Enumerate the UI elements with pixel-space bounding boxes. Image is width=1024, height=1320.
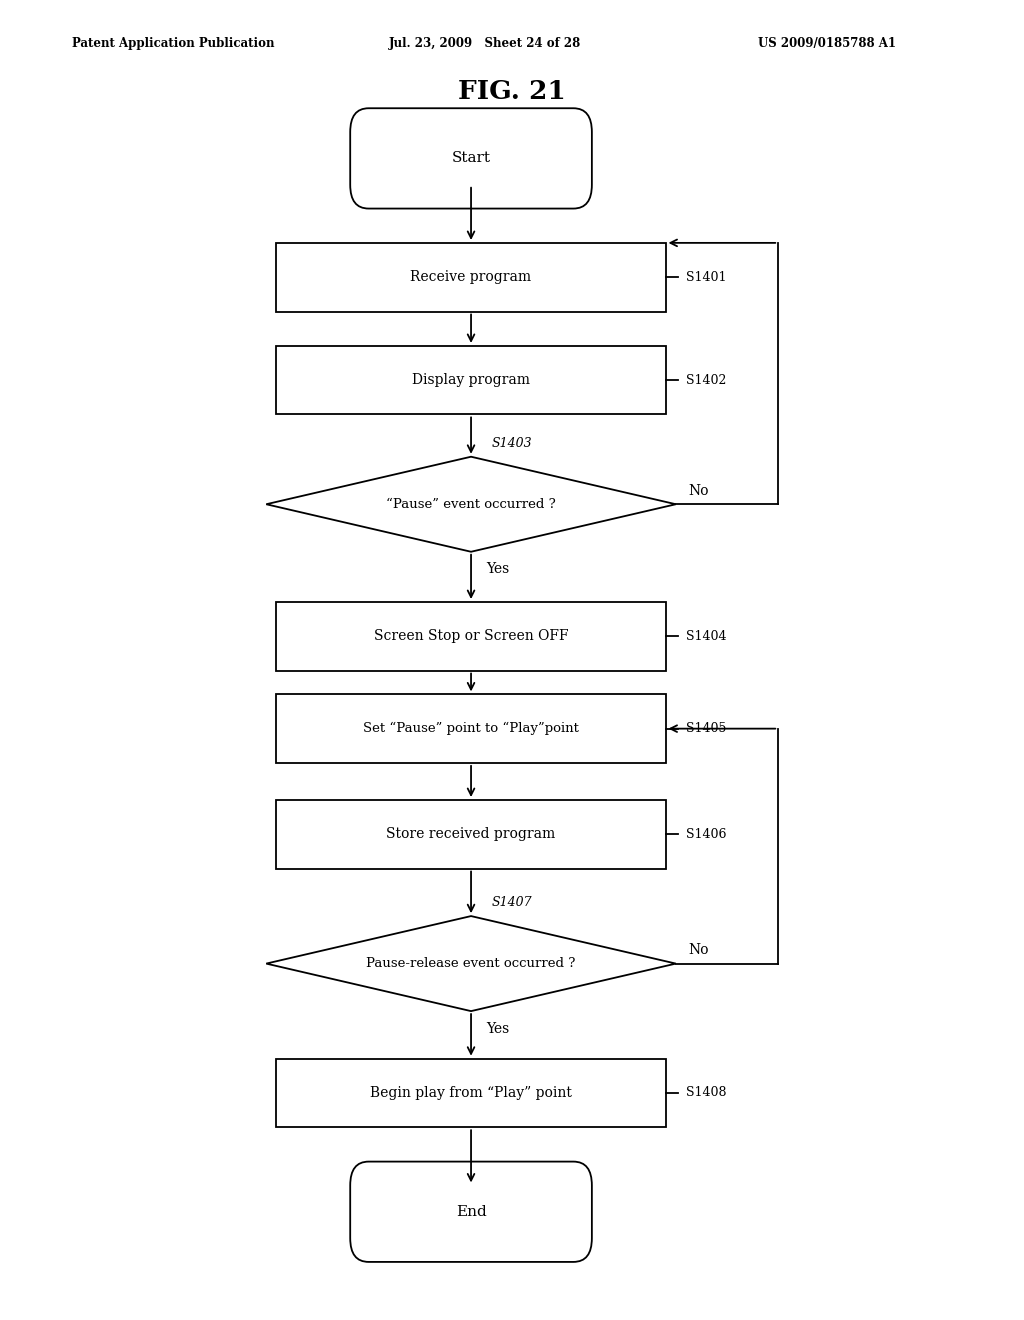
Polygon shape bbox=[266, 916, 676, 1011]
Text: Jul. 23, 2009   Sheet 24 of 28: Jul. 23, 2009 Sheet 24 of 28 bbox=[389, 37, 582, 50]
Text: S1408: S1408 bbox=[686, 1086, 727, 1100]
Text: Screen Stop or Screen OFF: Screen Stop or Screen OFF bbox=[374, 630, 568, 643]
Bar bbox=[276, 243, 666, 312]
Text: S1404: S1404 bbox=[686, 630, 727, 643]
Text: S1407: S1407 bbox=[492, 896, 532, 909]
Polygon shape bbox=[266, 457, 676, 552]
FancyBboxPatch shape bbox=[350, 1162, 592, 1262]
Bar bbox=[276, 602, 666, 671]
Text: S1406: S1406 bbox=[686, 828, 727, 841]
Text: Pause-release event occurred ?: Pause-release event occurred ? bbox=[367, 957, 575, 970]
Text: US 2009/0185788 A1: US 2009/0185788 A1 bbox=[758, 37, 896, 50]
Text: End: End bbox=[456, 1205, 486, 1218]
Text: Store received program: Store received program bbox=[386, 828, 556, 841]
Text: S1405: S1405 bbox=[686, 722, 726, 735]
Bar bbox=[276, 1059, 666, 1127]
FancyBboxPatch shape bbox=[350, 108, 592, 209]
Text: No: No bbox=[688, 484, 709, 498]
Text: FIG. 21: FIG. 21 bbox=[458, 79, 566, 104]
Text: Yes: Yes bbox=[486, 562, 510, 577]
Text: Begin play from “Play” point: Begin play from “Play” point bbox=[370, 1086, 572, 1100]
Bar bbox=[276, 800, 666, 869]
Bar bbox=[276, 694, 666, 763]
Bar bbox=[276, 346, 666, 414]
Text: Receive program: Receive program bbox=[411, 271, 531, 284]
Text: No: No bbox=[688, 944, 709, 957]
Text: Set “Pause” point to “Play”point: Set “Pause” point to “Play”point bbox=[364, 722, 579, 735]
Text: S1401: S1401 bbox=[686, 271, 727, 284]
Text: “Pause” event occurred ?: “Pause” event occurred ? bbox=[386, 498, 556, 511]
Text: Yes: Yes bbox=[486, 1022, 510, 1036]
Text: S1402: S1402 bbox=[686, 374, 726, 387]
Text: Start: Start bbox=[452, 152, 490, 165]
Text: S1403: S1403 bbox=[492, 437, 532, 450]
Text: Display program: Display program bbox=[412, 374, 530, 387]
Text: Patent Application Publication: Patent Application Publication bbox=[72, 37, 274, 50]
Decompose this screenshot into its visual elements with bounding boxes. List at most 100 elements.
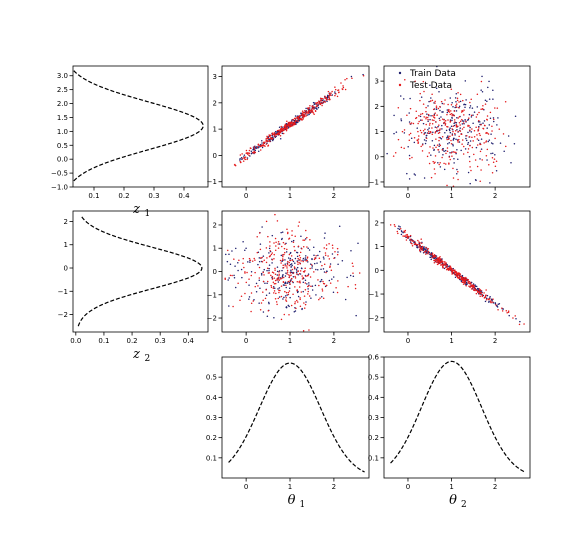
scatter-point [492, 89, 494, 91]
scatter-point [461, 281, 464, 283]
scatter-point [241, 153, 243, 155]
scatter-point [468, 117, 470, 119]
scatter-point [313, 262, 316, 265]
scatter-point [481, 294, 483, 296]
scatter-point [306, 283, 308, 285]
scatter-point [469, 129, 471, 131]
scatter-point [459, 273, 461, 275]
scatter-point [304, 110, 306, 112]
scatter-point [304, 238, 307, 240]
y-tick-label: 0.5 [57, 142, 68, 150]
scatter-point [467, 280, 469, 283]
scatter-point [453, 122, 455, 125]
scatter-point [266, 280, 269, 283]
scatter-point [274, 135, 276, 138]
scatter-point [306, 236, 308, 239]
z2_marginal-axis-label-subscript: 2 [145, 354, 151, 364]
scatter-point [286, 263, 289, 265]
scatter-point [319, 261, 322, 263]
scatter-point [451, 133, 454, 135]
y-tick-label: 0 [213, 152, 217, 160]
theta1_marginal-axis-label-subscript: 1 [300, 500, 306, 510]
scatter-point [469, 140, 472, 142]
scatter-point [350, 250, 352, 252]
scatter-point [303, 116, 305, 118]
scatter-point [288, 305, 290, 308]
scatter-point [326, 270, 328, 272]
scatter-point [459, 100, 462, 103]
x-tick-label: 2 [493, 337, 497, 345]
scatter-point [259, 243, 262, 245]
scatter-point [289, 124, 291, 127]
scatter-point [445, 129, 448, 132]
scatter-point [337, 89, 339, 92]
scatter-point [277, 241, 280, 243]
scatter-point [288, 276, 290, 279]
scatter-point [480, 108, 482, 110]
scatter-point [288, 121, 291, 124]
scatter-point [332, 276, 335, 278]
scatter-point [441, 124, 443, 127]
scatter-point [411, 156, 413, 159]
scatter-point [250, 302, 253, 304]
scatter-point [468, 136, 471, 138]
scatter-point [245, 281, 248, 284]
y-tick-label: 0.1 [368, 454, 379, 462]
scatter-point [284, 259, 286, 261]
scatter-point [310, 109, 313, 112]
scatter-point [307, 273, 310, 275]
scatter-point [302, 257, 305, 260]
scatter-point [334, 94, 336, 97]
scatter-point [452, 267, 454, 270]
scatter-point [457, 141, 459, 143]
scatter-point [309, 110, 311, 112]
scatter-point [450, 104, 453, 106]
scatter-point [514, 115, 517, 118]
scatter-point [421, 245, 424, 248]
scatter-point [331, 244, 334, 246]
scatter-point [299, 297, 301, 299]
scatter-point [444, 131, 446, 134]
scatter-point [289, 259, 292, 262]
scatter-point [285, 129, 288, 132]
scatter-point [437, 132, 440, 135]
scatter-point [467, 143, 469, 146]
scatter-point [496, 306, 499, 308]
scatter-point [289, 275, 291, 277]
scatter-point [318, 298, 320, 301]
scatter-point [436, 144, 439, 146]
scatter-point [512, 317, 514, 319]
scatter-point [401, 130, 404, 133]
scatter-point [278, 132, 280, 135]
scatter-point [418, 115, 420, 117]
scatter-point [274, 249, 277, 251]
scatter-point [425, 106, 427, 109]
scatter-point [299, 280, 301, 282]
scatter-point [454, 276, 457, 279]
scatter-point [428, 130, 430, 133]
scatter-point [248, 296, 251, 298]
scatter-point [484, 297, 486, 299]
scatter-point [254, 259, 256, 261]
scatter-point [450, 143, 453, 145]
scatter-point [411, 240, 414, 242]
scatter-point [320, 268, 322, 270]
scatter-point [441, 118, 444, 120]
scatter-point [274, 237, 277, 240]
scatter-point [268, 301, 270, 304]
scatter-point [409, 123, 411, 125]
scatter-point [422, 130, 425, 132]
scatter-point [265, 294, 268, 297]
scatter-point [406, 172, 408, 175]
scatter-point [439, 166, 442, 168]
scatter-point [436, 127, 438, 129]
scatter-point [337, 263, 339, 265]
scatter-point [441, 258, 443, 260]
scatter-point [462, 110, 464, 113]
scatter-point [342, 86, 345, 89]
scatter-point [458, 277, 460, 280]
scatter-point [281, 245, 283, 248]
scatter-point [311, 107, 314, 110]
scatter-point [449, 152, 451, 154]
scatter-point [436, 258, 439, 261]
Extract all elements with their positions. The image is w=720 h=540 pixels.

* * *

- [AIM] Convert the rows above into a JSON list of strings with one string for each line, leaving out blank lines and the pictures.

- [CORRECT RESULT]
[
  "Enumerate the UI elements with pixel-space bounding boxes. Image is width=1024, height=1320.",
  "Polygon shape bbox=[266, 916, 676, 1011]",
  "Text: Jul. 23, 2009   Sheet 24 of 28: Jul. 23, 2009 Sheet 24 of 28 bbox=[389, 37, 582, 50]",
  "Text: S1408: S1408 bbox=[686, 1086, 727, 1100]",
  "Text: Screen Stop or Screen OFF: Screen Stop or Screen OFF bbox=[374, 630, 568, 643]",
  "Bar bbox=[276, 243, 666, 312]",
  "Text: S1404: S1404 bbox=[686, 630, 727, 643]",
  "Text: S1407: S1407 bbox=[492, 896, 532, 909]",
  "Polygon shape bbox=[266, 457, 676, 552]",
  "FancyBboxPatch shape bbox=[350, 1162, 592, 1262]",
  "Bar bbox=[276, 602, 666, 671]",
  "Text: S1406: S1406 bbox=[686, 828, 727, 841]",
  "Text: Pause-release event occurred ?: Pause-release event occurred ? bbox=[367, 957, 575, 970]",
  "Text: US 2009/0185788 A1: US 2009/0185788 A1 bbox=[758, 37, 896, 50]",
  "Text: End: End bbox=[456, 1205, 486, 1218]",
  "Text: Store received program: Store received program bbox=[386, 828, 556, 841]",
  "Text: S1405: S1405 bbox=[686, 722, 726, 735]",
  "Bar bbox=[276, 1059, 666, 1127]",
  "FancyBboxPatch shape bbox=[350, 108, 592, 209]",
  "Text: No: No bbox=[688, 484, 709, 498]",
  "Text: FIG. 21: FIG. 21 bbox=[458, 79, 566, 104]",
  "Text: Yes: Yes bbox=[486, 562, 510, 577]",
  "Text: Begin play from “Play” point: Begin play from “Play” point bbox=[370, 1086, 572, 1100]",
  "Bar bbox=[276, 800, 666, 869]",
  "Bar bbox=[276, 694, 666, 763]",
  "Bar bbox=[276, 346, 666, 414]",
  "Text: Receive program: Receive program bbox=[411, 271, 531, 284]",
  "Text: No: No bbox=[688, 944, 709, 957]",
  "Text: Set “Pause” point to “Play”point: Set “Pause” point to “Play”point bbox=[364, 722, 579, 735]",
  "Text: S1401: S1401 bbox=[686, 271, 727, 284]",
  "Text: “Pause” event occurred ?: “Pause” event occurred ? bbox=[386, 498, 556, 511]",
  "Text: Yes: Yes bbox=[486, 1022, 510, 1036]",
  "Text: S1402: S1402 bbox=[686, 374, 726, 387]",
  "Text: Start: Start bbox=[452, 152, 490, 165]",
  "Text: S1403: S1403 bbox=[492, 437, 532, 450]",
  "Text: Display program: Display program bbox=[412, 374, 530, 387]",
  "Text: Patent Application Publication: Patent Application Publication bbox=[72, 37, 274, 50]",
  "Decompose this screenshot into its visual elements with bounding boxes. List at most 100 elements.",
  "scatter-point [492, 89, 494, 91]",
  "scatter-point [461, 281, 464, 283]",
  "scatter-point [241, 153, 243, 155]",
  "scatter-point [468, 117, 470, 119]",
  "scatter-point [313, 262, 316, 265]",
  "scatter-point [481, 294, 483, 296]",
  "scatter-point [306, 283, 308, 285]",
  "scatter-point [469, 129, 471, 131]",
  "scatter-point [459, 273, 461, 275]",
  "scatter-point [304, 110, 306, 112]",
  "scatter-point [304, 238, 307, 240]",
  "y-tick-label: 0.5 [57, 142, 68, 150]",
  "scatter-point [467, 280, 469, 283]",
  "scatter-point [453, 122, 455, 125]",
  "scatter-point [266, 280, 269, 283]",
  "scatter-point [274, 135, 276, 138]",
  "scatter-point [306, 236, 308, 239]",
  "z2_marginal-axis-label-subscript: 2 [145, 354, 151, 364]",
  "scatter-point [286, 263, 289, 265]",
  "scatter-point [319, 261, 322, 263]",
  "scatter-point [451, 133, 454, 135]",
  "y-tick-label: 0 [213, 152, 217, 160]",
  "theta1_marginal-axis-label-subscript: 1 [300, 500, 306, 510]",
  "scatter-point [469, 140, 472, 142]",
  "scatter-point [350, 250, 352, 252]",
  "scatter-point [303, 116, 305, 118]",
  "scatter-point [288, 305, 290, 308]",
  "scatter-point [326, 270, 328, 272]",
  "scatter-point [459, 100, 462, 103]",
  "x-tick-label: 2 [493, 337, 497, 345]",
  "scatter-point [259, 243, 262, 245]",
  "scatter-point [289, 124, 291, 127]",
  "scatter-point [445, 129, 448, 132]",
  "scatter-point [337, 89, 339, 92]",
  "scatter-point [277, 241, 280, 243]",
  "scatter-point [288, 276, 290, 279]",
  "scatter-point [480, 108, 482, 110]",
  "scatter-point [288, 121, 291, 124]",
  "scatter-point [332, 276, 335, 278]",
  "scatter-point [441, 124, 443, 127]",
  "scatter-point [411, 156, 413, 159]",
  "scatter-point [250, 302, 253, 304]",
  "scatter-point [468, 136, 471, 138]",
  "scatter-point [245, 281, 248, 284]",
  "y-tick-label: 0.1 [368, 454, 379, 462]",
  "scatter-point [284, 259, 286, 261]",
  "scatter-point [310, 109, 313, 112]",
  "scatter-point [307, 273, 310, 275]",
  "scatter-point [302, 257, 305, 260]",
  "scatter-point [334, 94, 336, 97]",
  "scatter-point [452, 267, 454, 270]",
  "scatter-point [457, 141, 459, 143]",
  "scatter-point [309, 110, 311, 112]",
  "scatter-point [450, 104, 453, 106]",
  "scatter-point [514, 115, 517, 118]",
  "scatter-point [421, 245, 424, 248]",
  "scatter-point [331, 244, 334, 246]",
  "scatter-point [299, 297, 301, 299]",
  "scatter-point [444, 131, 446, 134]",
  "scatter-point [289, 259, 292, 262]",
  "scatter-point [285, 129, 288, 132]",
  "scatter-point [437, 132, 440, 135]",
  "scatter-point [467, 143, 469, 146]",
  "scatter-point [496, 306, 499, 308]",
  "scatter-point [289, 275, 291, 277]",
  "scatter-point [318, 298, 320, 301]",
  "scatter-point [436, 144, 439, 146]",
  "scatter-point [512, 317, 514, 319]",
  "scatter-point [401, 130, 404, 133]",
  "scatter-point [278, 132, 280, 135]",
  "scatter-point [418, 115, 420, 117]",
  "scatter-point [274, 249, 277, 251]",
  "scatter-point [425, 106, 427, 109]",
  "scatter-point [299, 280, 301, 282]",
  "scatter-point [454, 276, 457, 279]",
  "scatter-point [428, 130, 430, 133]",
  "scatter-point [248, 296, 251, 298]",
  "scatter-point [484, 297, 486, 299]",
  "scatter-point [254, 259, 256, 261]",
  "scatter-point [450, 143, 453, 145]",
  "scatter-point [411, 240, 414, 242]",
  "scatter-point [320, 268, 322, 270]",
  "scatter-point [441, 118, 444, 120]",
  "scatter-point [274, 237, 277, 240]",
  "scatter-point [268, 301, 270, 304]",
  "scatter-point [409, 123, 411, 125]",
  "scatter-point [422, 130, 425, 132]",
  "scatter-point [265, 294, 268, 297]",
  "scatter-point [406, 172, 408, 175]",
  "scatter-point [439, 166, 442, 168]",
  "scatter-point [436, 127, 438, 129]",
  "scatter-point [337, 263, 339, 265]",
  "scatter-point [441, 258, 443, 260]",
  "scatter-point [462, 110, 464, 113]",
  "scatter-point [342, 86, 345, 89]",
  "scatter-point [458, 277, 460, 280]",
  "scatter-point [281, 245, 283, 248]",
  "scatter-point [311, 107, 314, 110]",
  "scatter-point [449, 152, 451, 154]",
  "scatter-point [436, 258, 439, 261]",
  "Extract all elements with their positions. The image is w=720 h=540 pixels."
]